"""

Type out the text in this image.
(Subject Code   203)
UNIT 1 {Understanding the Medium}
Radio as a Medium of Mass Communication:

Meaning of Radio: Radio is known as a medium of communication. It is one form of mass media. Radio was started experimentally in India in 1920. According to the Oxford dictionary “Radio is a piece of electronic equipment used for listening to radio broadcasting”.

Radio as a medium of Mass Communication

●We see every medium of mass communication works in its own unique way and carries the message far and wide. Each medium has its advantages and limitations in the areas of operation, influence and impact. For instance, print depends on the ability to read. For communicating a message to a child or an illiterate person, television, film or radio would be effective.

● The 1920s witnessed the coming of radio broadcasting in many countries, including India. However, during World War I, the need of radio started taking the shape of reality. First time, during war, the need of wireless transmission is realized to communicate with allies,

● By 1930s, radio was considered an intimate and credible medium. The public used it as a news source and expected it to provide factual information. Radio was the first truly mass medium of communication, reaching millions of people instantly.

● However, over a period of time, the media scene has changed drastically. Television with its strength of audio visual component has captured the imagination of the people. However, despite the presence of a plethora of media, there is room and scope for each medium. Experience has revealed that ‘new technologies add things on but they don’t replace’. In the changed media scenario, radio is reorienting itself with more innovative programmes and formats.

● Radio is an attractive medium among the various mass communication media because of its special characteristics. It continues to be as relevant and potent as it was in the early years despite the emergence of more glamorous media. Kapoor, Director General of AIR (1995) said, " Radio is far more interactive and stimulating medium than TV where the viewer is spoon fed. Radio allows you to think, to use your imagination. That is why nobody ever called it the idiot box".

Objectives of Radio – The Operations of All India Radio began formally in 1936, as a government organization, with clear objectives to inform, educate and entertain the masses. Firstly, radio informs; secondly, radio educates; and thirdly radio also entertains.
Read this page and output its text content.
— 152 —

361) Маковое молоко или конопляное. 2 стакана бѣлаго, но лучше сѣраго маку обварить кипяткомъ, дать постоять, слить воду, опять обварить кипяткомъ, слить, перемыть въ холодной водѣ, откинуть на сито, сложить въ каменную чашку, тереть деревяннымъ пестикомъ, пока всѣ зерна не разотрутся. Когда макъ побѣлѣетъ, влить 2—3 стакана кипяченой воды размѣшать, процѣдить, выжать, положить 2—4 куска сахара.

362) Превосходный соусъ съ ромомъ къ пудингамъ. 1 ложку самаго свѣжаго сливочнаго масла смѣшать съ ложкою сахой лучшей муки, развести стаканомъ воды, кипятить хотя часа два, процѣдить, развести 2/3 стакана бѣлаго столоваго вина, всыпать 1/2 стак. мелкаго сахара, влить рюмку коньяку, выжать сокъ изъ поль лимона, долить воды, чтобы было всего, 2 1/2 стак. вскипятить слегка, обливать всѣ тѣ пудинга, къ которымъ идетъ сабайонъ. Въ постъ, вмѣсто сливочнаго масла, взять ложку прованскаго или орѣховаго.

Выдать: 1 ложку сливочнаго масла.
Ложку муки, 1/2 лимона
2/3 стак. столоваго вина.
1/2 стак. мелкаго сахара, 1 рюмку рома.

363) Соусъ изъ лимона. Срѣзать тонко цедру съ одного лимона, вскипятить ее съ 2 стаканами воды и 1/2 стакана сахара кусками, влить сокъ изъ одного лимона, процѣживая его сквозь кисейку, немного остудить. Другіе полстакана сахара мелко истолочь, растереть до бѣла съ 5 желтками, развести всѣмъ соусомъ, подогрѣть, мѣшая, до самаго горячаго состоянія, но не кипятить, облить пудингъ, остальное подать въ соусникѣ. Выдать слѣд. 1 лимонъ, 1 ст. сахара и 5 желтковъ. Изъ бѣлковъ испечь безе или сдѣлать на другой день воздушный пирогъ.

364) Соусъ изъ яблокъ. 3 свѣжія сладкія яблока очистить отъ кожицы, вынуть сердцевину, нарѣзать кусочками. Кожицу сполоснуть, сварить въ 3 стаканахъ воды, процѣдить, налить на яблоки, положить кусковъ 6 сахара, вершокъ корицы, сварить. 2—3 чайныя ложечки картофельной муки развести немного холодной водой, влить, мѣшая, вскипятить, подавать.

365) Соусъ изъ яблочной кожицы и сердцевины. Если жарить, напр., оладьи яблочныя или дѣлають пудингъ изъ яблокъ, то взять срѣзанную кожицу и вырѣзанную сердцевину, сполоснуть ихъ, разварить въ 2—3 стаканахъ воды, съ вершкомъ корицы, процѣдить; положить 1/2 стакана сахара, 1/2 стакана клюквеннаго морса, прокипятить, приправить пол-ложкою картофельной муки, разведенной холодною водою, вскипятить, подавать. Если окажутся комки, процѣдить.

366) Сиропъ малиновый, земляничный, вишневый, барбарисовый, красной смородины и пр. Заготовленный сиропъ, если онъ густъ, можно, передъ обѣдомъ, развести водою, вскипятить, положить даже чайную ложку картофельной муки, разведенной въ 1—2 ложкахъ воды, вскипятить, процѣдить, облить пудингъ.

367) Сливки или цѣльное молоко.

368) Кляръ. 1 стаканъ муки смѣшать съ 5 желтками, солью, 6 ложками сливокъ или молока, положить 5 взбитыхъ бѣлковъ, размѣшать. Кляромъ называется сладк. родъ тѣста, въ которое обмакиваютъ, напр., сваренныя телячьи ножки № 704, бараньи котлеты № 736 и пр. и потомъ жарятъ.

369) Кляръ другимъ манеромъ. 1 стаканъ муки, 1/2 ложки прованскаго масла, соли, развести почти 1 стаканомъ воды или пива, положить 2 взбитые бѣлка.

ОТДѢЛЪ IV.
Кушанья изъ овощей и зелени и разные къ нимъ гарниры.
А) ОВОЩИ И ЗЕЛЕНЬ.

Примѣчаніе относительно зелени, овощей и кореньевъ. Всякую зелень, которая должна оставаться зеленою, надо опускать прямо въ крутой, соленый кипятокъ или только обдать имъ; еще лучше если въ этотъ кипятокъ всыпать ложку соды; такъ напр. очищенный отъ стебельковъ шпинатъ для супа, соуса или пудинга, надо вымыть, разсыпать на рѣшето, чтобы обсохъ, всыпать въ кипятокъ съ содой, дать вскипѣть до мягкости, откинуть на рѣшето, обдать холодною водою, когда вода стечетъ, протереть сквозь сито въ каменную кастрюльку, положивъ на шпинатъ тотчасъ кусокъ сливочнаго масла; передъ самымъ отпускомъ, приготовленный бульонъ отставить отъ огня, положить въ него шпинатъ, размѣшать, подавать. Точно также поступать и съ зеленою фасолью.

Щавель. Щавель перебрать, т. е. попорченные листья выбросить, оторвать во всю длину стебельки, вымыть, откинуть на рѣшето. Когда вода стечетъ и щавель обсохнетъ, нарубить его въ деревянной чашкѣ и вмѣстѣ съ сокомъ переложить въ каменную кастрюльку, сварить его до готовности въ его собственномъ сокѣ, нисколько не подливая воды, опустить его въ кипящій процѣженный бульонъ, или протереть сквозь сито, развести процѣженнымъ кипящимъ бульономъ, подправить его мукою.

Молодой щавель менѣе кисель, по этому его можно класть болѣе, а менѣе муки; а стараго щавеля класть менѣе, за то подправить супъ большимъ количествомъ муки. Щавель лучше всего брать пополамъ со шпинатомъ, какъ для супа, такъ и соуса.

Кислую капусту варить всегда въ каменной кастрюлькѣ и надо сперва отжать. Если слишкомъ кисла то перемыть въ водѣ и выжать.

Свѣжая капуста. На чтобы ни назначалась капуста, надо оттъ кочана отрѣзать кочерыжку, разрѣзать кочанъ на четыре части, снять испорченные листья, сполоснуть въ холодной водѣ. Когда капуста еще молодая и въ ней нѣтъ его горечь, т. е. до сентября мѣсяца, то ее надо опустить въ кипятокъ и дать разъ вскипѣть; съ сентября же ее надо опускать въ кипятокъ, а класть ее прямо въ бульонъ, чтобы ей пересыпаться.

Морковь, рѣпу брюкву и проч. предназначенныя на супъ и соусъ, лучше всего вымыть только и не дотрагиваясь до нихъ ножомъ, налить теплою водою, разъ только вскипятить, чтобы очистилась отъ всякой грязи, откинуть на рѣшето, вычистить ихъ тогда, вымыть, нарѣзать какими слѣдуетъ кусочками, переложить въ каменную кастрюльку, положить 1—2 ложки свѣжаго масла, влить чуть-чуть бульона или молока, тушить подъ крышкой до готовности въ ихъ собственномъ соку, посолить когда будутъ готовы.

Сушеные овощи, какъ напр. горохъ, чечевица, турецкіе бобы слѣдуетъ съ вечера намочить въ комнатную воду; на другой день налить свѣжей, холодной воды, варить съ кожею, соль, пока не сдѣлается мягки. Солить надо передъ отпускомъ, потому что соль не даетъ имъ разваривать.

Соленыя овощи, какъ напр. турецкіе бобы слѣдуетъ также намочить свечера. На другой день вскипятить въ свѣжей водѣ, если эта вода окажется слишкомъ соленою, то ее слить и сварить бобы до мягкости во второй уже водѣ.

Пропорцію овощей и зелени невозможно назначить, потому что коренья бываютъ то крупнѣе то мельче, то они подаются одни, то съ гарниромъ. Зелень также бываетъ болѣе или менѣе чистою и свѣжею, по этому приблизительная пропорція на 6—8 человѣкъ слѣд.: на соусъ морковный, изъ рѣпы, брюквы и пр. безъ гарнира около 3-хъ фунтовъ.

"""

*Your goal*: Identify and copy the lines holding the word "взять".

*Task solution*:
362) Превосходный соусъ съ ромомъ къ пудингамъ. 1 ложку самаго свѣжаго сливочнаго масла смѣшать съ ложкою сахой лучшей муки, развести стаканомъ воды, кипятить хотя часа два, процѣдить, развести 2/3 стакана бѣлаго столоваго вина, всыпать 1/2 стак. мелкаго сахара, влить рюмку коньяку, выжать сокъ изъ поль лимона, долить воды, чтобы было всего, 2 1/2 стак. вскипятить слегка, обливать всѣ тѣ пудинга, къ которымъ идетъ сабайонъ. Въ постъ, вмѣсто сливочнаго масла, взять ложку прованскаго или орѣховаго.
365) Соусъ изъ яблочной кожицы и сердцевины. Если жарить, напр., оладьи яблочныя или дѣлають пудингъ изъ яблокъ, то взять срѣзанную кожицу и вырѣзанную сердцевину, сполоснуть ихъ, разварить въ 2—3 стаканахъ воды, съ вершкомъ корицы, процѣдить; положить 1/2 стакана сахара, 1/2 стакана клюквеннаго морса, прокипятить, приправить пол-ложкою картофельной муки, разведенной холодною водою, вскипятить, подавать. Если окажутся комки, процѣдить.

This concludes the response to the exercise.